DATASET ▸
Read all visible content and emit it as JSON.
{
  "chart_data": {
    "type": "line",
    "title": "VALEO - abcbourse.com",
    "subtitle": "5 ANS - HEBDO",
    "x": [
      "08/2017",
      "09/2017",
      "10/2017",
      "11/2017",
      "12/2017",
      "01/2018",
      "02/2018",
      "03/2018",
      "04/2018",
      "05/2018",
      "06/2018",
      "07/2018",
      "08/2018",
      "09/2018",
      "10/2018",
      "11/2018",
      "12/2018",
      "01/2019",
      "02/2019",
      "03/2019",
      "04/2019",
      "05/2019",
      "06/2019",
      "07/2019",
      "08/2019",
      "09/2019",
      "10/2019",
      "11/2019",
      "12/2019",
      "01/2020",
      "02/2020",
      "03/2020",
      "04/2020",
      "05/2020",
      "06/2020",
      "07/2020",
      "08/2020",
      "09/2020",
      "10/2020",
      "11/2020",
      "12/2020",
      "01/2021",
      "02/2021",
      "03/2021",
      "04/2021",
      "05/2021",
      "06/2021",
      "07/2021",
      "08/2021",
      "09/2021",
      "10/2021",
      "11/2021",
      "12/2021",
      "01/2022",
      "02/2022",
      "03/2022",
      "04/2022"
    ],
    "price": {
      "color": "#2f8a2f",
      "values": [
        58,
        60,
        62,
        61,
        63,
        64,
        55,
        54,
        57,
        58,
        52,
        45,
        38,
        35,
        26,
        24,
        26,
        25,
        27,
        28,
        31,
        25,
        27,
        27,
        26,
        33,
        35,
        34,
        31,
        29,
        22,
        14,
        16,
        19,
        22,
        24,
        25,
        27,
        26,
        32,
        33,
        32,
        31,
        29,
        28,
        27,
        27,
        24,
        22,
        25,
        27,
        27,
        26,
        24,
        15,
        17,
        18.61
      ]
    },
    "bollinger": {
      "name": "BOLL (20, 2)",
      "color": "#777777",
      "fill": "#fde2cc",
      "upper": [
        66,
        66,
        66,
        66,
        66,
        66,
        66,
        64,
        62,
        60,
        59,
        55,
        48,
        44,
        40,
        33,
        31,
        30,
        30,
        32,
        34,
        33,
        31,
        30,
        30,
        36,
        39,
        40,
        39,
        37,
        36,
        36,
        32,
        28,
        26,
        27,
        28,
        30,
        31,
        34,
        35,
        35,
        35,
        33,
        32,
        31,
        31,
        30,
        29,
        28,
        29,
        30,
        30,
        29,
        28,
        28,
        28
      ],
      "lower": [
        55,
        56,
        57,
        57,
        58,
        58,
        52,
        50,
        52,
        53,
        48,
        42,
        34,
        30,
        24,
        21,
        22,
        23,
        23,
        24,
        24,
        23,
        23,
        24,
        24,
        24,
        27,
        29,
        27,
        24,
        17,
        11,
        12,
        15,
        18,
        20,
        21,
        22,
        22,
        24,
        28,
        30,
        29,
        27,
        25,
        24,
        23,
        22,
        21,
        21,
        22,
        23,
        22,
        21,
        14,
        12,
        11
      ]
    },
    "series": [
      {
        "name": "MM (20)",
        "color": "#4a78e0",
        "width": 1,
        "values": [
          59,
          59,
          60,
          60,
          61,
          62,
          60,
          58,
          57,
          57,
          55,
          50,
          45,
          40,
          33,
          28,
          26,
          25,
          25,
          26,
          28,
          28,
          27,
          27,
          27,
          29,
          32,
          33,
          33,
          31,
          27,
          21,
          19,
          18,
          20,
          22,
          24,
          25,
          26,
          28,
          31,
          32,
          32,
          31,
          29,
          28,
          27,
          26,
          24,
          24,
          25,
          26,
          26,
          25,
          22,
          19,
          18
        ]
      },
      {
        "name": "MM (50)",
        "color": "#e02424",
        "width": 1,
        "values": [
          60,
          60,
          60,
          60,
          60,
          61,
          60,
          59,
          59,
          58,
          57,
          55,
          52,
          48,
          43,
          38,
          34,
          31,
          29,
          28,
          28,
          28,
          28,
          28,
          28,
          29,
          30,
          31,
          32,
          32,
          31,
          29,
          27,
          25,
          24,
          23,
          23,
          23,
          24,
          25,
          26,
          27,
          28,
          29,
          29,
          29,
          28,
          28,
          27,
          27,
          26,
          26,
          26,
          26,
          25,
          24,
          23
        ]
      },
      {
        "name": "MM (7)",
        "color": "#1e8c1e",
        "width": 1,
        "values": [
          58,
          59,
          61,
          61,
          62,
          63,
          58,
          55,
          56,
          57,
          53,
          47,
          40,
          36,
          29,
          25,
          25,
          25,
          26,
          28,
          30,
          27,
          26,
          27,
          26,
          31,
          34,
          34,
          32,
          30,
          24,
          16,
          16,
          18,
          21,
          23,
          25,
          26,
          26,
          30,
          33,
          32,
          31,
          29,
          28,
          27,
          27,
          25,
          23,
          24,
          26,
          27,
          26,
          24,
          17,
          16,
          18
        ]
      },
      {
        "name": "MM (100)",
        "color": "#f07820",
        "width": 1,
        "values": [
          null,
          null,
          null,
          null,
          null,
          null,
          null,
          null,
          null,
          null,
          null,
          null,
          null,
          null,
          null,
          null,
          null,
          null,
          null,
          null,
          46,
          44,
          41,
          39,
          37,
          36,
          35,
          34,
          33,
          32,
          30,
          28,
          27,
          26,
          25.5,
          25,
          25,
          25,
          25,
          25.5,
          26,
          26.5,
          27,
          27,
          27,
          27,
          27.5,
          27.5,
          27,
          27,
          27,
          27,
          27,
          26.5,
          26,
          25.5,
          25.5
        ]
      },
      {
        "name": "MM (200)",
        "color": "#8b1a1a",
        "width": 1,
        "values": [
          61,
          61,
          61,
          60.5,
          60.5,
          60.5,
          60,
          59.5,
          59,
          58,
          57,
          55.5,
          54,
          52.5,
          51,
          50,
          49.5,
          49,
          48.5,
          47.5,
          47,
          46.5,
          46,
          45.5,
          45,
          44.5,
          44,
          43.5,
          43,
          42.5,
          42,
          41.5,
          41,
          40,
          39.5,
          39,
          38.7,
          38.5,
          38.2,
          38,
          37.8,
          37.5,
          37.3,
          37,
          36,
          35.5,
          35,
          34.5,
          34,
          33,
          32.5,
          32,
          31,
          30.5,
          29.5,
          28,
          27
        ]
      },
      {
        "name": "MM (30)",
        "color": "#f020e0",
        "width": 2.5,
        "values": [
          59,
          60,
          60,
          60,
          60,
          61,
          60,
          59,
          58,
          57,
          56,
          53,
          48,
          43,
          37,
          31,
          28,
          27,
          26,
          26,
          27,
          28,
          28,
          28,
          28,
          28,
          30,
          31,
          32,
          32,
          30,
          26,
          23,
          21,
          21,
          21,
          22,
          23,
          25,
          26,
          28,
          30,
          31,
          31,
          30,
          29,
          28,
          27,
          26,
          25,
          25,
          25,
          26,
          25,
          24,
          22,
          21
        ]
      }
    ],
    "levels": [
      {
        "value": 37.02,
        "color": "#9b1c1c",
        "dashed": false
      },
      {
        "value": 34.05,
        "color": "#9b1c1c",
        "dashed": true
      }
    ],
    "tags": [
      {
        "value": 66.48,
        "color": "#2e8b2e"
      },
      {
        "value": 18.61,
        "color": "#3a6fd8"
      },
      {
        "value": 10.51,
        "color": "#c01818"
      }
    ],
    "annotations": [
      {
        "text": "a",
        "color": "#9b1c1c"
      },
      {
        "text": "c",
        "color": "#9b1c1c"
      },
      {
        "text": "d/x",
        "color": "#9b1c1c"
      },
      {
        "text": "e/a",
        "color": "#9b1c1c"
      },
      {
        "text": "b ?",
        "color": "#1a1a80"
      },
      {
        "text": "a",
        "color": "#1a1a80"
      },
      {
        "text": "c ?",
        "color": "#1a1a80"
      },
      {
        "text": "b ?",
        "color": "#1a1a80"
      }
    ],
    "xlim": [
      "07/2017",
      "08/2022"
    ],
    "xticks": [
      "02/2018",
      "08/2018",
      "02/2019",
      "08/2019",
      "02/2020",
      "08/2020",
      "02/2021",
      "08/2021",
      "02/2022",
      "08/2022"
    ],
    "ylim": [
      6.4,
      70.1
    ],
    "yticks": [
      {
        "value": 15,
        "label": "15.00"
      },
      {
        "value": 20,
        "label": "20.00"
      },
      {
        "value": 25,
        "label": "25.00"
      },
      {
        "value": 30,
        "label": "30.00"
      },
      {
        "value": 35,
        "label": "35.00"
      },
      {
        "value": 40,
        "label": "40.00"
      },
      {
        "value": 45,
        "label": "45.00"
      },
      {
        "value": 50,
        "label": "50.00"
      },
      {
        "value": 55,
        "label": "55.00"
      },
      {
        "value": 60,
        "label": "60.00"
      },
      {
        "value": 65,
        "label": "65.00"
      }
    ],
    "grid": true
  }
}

WRITTEN INSTRUCTION ▸
Every line that holds the word "label" should be extracted.

EXPECTED ANSWER ▸
        "label": "15.00"
        "label": "20.00"
        "label": "25.00"
        "label": "30.00"
        "label": "35.00"
        "label": "40.00"
        "label": "45.00"
        "label": "50.00"
        "label": "55.00"
        "label": "60.00"
        "label": "65.00"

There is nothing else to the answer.